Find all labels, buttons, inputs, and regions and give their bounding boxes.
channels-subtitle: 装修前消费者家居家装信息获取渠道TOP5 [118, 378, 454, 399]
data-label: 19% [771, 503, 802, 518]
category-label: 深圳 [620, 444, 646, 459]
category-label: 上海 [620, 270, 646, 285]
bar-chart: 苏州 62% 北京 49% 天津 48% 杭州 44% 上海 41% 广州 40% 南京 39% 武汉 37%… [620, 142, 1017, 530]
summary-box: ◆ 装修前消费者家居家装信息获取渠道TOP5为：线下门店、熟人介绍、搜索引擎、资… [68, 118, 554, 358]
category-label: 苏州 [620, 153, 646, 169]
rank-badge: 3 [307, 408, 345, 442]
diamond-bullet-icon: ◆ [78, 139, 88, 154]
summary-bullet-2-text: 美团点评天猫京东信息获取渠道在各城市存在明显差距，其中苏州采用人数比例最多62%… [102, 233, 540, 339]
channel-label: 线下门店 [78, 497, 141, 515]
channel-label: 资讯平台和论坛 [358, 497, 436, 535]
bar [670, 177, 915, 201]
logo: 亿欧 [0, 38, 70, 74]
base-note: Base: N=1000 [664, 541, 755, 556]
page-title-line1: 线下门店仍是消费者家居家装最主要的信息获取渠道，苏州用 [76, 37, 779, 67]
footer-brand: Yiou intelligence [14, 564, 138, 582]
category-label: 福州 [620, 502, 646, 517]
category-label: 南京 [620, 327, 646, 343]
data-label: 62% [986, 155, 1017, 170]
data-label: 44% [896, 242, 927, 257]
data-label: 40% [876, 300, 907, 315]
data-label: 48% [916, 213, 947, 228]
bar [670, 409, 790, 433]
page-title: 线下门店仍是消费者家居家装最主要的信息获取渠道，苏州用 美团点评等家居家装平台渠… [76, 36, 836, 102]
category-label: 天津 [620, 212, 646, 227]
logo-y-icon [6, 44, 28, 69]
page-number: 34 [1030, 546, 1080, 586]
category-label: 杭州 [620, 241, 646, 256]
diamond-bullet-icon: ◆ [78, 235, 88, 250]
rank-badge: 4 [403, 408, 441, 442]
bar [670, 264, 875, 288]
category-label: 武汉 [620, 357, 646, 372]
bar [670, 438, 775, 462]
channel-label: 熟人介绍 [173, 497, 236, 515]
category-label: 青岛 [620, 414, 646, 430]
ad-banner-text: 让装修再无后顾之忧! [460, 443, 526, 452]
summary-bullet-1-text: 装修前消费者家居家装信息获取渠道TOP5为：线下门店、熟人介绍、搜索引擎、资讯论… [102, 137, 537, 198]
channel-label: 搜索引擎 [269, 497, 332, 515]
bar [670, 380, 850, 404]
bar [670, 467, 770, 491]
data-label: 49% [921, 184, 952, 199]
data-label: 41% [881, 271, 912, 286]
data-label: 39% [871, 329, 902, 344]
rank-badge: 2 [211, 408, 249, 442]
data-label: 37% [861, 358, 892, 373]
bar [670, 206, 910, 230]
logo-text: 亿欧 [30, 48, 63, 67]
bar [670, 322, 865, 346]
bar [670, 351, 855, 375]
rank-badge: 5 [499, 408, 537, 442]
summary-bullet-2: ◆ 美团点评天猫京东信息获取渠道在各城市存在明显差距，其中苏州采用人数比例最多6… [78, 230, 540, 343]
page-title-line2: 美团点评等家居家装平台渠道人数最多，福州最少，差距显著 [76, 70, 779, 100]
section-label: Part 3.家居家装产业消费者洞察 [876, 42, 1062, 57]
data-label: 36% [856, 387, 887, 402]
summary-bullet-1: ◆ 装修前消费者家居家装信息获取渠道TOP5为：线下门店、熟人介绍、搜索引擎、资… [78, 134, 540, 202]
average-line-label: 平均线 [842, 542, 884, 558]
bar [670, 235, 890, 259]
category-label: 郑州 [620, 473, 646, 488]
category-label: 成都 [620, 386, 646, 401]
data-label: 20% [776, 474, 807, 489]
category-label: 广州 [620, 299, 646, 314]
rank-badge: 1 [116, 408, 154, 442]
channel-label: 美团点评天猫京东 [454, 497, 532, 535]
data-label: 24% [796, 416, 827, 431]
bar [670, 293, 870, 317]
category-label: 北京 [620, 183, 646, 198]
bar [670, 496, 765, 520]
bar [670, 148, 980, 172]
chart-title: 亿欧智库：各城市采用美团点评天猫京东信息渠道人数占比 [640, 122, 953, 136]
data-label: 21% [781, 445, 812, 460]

*****

**WHAT THIS TASK INVOLVES:**
Rewrite the rows from the first one through the line with "category-label: 南京 [620, 327, 646, 343]", both included, changing "rank-badge" to "rank-marker" and keeping everything else the same.

**RIGHT ANSWER:**
Find all labels, buttons, inputs, and regions and give their bounding boxes.
channels-subtitle: 装修前消费者家居家装信息获取渠道TOP5 [118, 378, 454, 399]
data-label: 19% [771, 503, 802, 518]
category-label: 深圳 [620, 444, 646, 459]
category-label: 上海 [620, 270, 646, 285]
bar-chart: 苏州 62% 北京 49% 天津 48% 杭州 44% 上海 41% 广州 40% 南京 39% 武汉 37%… [620, 142, 1017, 530]
summary-box: ◆ 装修前消费者家居家装信息获取渠道TOP5为：线下门店、熟人介绍、搜索引擎、资… [68, 118, 554, 358]
category-label: 苏州 [620, 153, 646, 169]
rank-marker: 3 [307, 408, 345, 442]
diamond-bullet-icon: ◆ [78, 139, 88, 154]
summary-bullet-2-text: 美团点评天猫京东信息获取渠道在各城市存在明显差距，其中苏州采用人数比例最多62%… [102, 233, 540, 339]
channel-label: 线下门店 [78, 497, 141, 515]
channel-label: 资讯平台和论坛 [358, 497, 436, 535]
bar [670, 177, 915, 201]
logo: 亿欧 [0, 38, 70, 74]
base-note: Base: N=1000 [664, 541, 755, 556]
page-title-line1: 线下门店仍是消费者家居家装最主要的信息获取渠道，苏州用 [76, 37, 779, 67]
footer-brand: Yiou intelligence [14, 564, 138, 582]
category-label: 福州 [620, 502, 646, 517]
category-label: 南京 [620, 327, 646, 343]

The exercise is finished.